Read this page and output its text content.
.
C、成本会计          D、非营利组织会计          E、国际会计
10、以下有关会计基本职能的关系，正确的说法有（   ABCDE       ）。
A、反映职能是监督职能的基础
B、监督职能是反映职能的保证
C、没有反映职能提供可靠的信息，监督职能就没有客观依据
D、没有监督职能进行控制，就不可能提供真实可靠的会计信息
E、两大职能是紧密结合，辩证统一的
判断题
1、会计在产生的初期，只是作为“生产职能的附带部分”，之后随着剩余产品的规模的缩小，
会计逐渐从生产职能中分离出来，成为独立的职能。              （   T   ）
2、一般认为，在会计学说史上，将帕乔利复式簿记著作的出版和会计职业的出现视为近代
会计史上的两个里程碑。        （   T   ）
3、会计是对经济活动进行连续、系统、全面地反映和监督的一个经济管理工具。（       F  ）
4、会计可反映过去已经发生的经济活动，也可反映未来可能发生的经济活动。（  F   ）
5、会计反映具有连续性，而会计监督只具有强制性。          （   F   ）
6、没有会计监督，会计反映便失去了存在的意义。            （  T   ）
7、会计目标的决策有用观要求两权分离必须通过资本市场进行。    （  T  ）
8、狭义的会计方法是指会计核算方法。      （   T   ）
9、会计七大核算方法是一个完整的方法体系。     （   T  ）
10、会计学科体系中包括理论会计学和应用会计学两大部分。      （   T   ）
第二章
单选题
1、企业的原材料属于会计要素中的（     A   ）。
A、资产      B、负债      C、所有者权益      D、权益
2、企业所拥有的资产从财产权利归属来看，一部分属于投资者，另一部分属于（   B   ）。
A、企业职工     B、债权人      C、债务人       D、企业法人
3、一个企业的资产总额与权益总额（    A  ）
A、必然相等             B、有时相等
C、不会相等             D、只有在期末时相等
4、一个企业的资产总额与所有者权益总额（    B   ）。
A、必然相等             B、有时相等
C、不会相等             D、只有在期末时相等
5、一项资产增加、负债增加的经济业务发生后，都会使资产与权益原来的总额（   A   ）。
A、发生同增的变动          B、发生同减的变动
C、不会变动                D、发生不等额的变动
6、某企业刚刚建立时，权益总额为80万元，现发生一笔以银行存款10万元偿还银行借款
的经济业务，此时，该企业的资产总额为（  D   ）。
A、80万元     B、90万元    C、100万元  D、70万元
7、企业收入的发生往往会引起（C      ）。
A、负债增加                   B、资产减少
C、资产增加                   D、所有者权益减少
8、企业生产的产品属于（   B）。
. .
•••
**Request**
The records above should all be quoted exactly, please.

**The completed task**
Read this page and output its text content.
.
C、成本会计          D、非营利组织会计          E、国际会计
10、以下有关会计基本职能的关系，正确的说法有（   ABCDE       ）。
A、反映职能是监督职能的基础
B、监督职能是反映职能的保证
C、没有反映职能提供可靠的信息，监督职能就没有客观依据
D、没有监督职能进行控制，就不可能提供真实可靠的会计信息
E、两大职能是紧密结合，辩证统一的
判断题
1、会计在产生的初期，只是作为“生产职能的附带部分”，之后随着剩余产品的规模的缩小，
会计逐渐从生产职能中分离出来，成为独立的职能。              （   T   ）
2、一般认为，在会计学说史上，将帕乔利复式簿记著作的出版和会计职业的出现视为近代
会计史上的两个里程碑。        （   T   ）
3、会计是对经济活动进行连续、系统、全面地反映和监督的一个经济管理工具。（       F  ）
4、会计可反映过去已经发生的经济活动，也可反映未来可能发生的经济活动。（  F   ）
5、会计反映具有连续性，而会计监督只具有强制性。          （   F   ）
6、没有会计监督，会计反映便失去了存在的意义。            （  T   ）
7、会计目标的决策有用观要求两权分离必须通过资本市场进行。    （  T  ）
8、狭义的会计方法是指会计核算方法。      （   T   ）
9、会计七大核算方法是一个完整的方法体系。     （   T  ）
10、会计学科体系中包括理论会计学和应用会计学两大部分。      （   T   ）
第二章
单选题
1、企业的原材料属于会计要素中的（     A   ）。
A、资产      B、负债      C、所有者权益      D、权益
2、企业所拥有的资产从财产权利归属来看，一部分属于投资者，另一部分属于（   B   ）。
A、企业职工     B、债权人      C、债务人       D、企业法人
3、一个企业的资产总额与权益总额（    A  ）
A、必然相等             B、有时相等
C、不会相等             D、只有在期末时相等
4、一个企业的资产总额与所有者权益总额（    B   ）。
A、必然相等             B、有时相等
C、不会相等             D、只有在期末时相等
5、一项资产增加、负债增加的经济业务发生后，都会使资产与权益原来的总额（   A   ）。
A、发生同增的变动          B、发生同减的变动
C、不会变动                D、发生不等额的变动
6、某企业刚刚建立时，权益总额为80万元，现发生一笔以银行存款10万元偿还银行借款
的经济业务，此时，该企业的资产总额为（  D   ）。
A、80万元     B、90万元    C、100万元  D、70万元
7、企业收入的发生往往会引起（C      ）。
A、负债增加                   B、资产减少
C、资产增加                   D、所有者权益减少
8、企业生产的产品属于（   B）。
. .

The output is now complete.